Excerpt from a dataset
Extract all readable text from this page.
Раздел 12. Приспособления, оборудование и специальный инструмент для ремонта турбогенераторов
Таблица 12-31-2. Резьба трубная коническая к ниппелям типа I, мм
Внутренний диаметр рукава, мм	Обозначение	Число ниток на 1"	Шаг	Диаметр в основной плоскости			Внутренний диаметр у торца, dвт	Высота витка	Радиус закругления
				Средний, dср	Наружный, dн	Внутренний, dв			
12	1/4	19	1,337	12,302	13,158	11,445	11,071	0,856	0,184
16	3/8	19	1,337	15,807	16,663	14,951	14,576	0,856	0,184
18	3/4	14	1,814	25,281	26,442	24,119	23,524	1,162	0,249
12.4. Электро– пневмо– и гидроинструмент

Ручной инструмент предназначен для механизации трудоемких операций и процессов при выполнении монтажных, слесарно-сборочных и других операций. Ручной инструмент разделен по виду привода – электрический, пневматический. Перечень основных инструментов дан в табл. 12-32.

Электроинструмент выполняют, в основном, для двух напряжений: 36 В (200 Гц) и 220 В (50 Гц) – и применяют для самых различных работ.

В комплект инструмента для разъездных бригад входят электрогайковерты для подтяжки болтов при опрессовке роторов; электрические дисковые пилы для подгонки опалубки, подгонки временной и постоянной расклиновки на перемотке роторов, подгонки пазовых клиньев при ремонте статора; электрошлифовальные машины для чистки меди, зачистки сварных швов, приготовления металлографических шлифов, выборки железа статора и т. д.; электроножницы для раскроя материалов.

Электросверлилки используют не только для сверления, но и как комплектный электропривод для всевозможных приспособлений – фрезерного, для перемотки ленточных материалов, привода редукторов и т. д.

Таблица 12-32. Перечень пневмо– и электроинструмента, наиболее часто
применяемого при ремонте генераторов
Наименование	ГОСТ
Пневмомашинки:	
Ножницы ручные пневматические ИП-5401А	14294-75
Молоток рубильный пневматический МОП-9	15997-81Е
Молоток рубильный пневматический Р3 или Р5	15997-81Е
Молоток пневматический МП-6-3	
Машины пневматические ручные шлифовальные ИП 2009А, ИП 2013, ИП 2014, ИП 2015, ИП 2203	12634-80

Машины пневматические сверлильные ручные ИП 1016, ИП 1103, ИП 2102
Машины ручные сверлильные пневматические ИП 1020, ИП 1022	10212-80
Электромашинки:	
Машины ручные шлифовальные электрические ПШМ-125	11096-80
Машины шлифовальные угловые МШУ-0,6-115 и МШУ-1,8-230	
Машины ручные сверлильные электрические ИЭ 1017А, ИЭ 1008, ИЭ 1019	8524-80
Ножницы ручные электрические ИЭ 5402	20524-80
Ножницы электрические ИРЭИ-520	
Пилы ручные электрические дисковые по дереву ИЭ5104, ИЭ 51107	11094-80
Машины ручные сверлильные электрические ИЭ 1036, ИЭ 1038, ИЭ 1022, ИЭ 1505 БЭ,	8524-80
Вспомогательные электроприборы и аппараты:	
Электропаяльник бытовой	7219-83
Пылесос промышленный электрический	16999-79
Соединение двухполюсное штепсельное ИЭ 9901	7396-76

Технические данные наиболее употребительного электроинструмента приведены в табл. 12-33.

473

— GIVEN PROBLEM —
Extract every record and return it verbatim.

— ANSWER IN FULL —
Extract all readable text from this page.
Раздел 12. Приспособления, оборудование и специальный инструмент для ремонта турбогенераторов
Таблица 12-31-2. Резьба трубная коническая к ниппелям типа I, мм
Внутренний диаметр рукава, мм	Обозначение	Число ниток на 1"	Шаг	Диаметр в основной плоскости			Внутренний диаметр у торца, dвт	Высота витка	Радиус закругления
				Средний, dср	Наружный, dн	Внутренний, dв			
12	1/4	19	1,337	12,302	13,158	11,445	11,071	0,856	0,184
16	3/8	19	1,337	15,807	16,663	14,951	14,576	0,856	0,184
18	3/4	14	1,814	25,281	26,442	24,119	23,524	1,162	0,249
12.4. Электро– пневмо– и гидроинструмент

Ручной инструмент предназначен для механизации трудоемких операций и процессов при выполнении монтажных, слесарно-сборочных и других операций. Ручной инструмент разделен по виду привода – электрический, пневматический. Перечень основных инструментов дан в табл. 12-32.

Электроинструмент выполняют, в основном, для двух напряжений: 36 В (200 Гц) и 220 В (50 Гц) – и применяют для самых различных работ.

В комплект инструмента для разъездных бригад входят электрогайковерты для подтяжки болтов при опрессовке роторов; электрические дисковые пилы для подгонки опалубки, подгонки временной и постоянной расклиновки на перемотке роторов, подгонки пазовых клиньев при ремонте статора; электрошлифовальные машины для чистки меди, зачистки сварных швов, приготовления металлографических шлифов, выборки железа статора и т. д.; электроножницы для раскроя материалов.

Электросверлилки используют не только для сверления, но и как комплектный электропривод для всевозможных приспособлений – фрезерного, для перемотки ленточных материалов, привода редукторов и т. д.

Таблица 12-32. Перечень пневмо– и электроинструмента, наиболее часто
применяемого при ремонте генераторов
Наименование	ГОСТ
Пневмомашинки:	
Ножницы ручные пневматические ИП-5401А	14294-75
Молоток рубильный пневматический МОП-9	15997-81Е
Молоток рубильный пневматический Р3 или Р5	15997-81Е
Молоток пневматический МП-6-3	
Машины пневматические ручные шлифовальные ИП 2009А, ИП 2013, ИП 2014, ИП 2015, ИП 2203	12634-80

Машины пневматические сверлильные ручные ИП 1016, ИП 1103, ИП 2102
Машины ручные сверлильные пневматические ИП 1020, ИП 1022	10212-80
Электромашинки:	
Машины ручные шлифовальные электрические ПШМ-125	11096-80
Машины шлифовальные угловые МШУ-0,6-115 и МШУ-1,8-230	
Машины ручные сверлильные электрические ИЭ 1017А, ИЭ 1008, ИЭ 1019	8524-80
Ножницы ручные электрические ИЭ 5402	20524-80
Ножницы электрические ИРЭИ-520	
Пилы ручные электрические дисковые по дереву ИЭ5104, ИЭ 51107	11094-80
Машины ручные сверлильные электрические ИЭ 1036, ИЭ 1038, ИЭ 1022, ИЭ 1505 БЭ,	8524-80
Вспомогательные электроприборы и аппараты:	
Электропаяльник бытовой	7219-83
Пылесос промышленный электрический	16999-79
Соединение двухполюсное штепсельное ИЭ 9901	7396-76

Технические данные наиболее употребительного электроинструмента приведены в табл. 12-33.

473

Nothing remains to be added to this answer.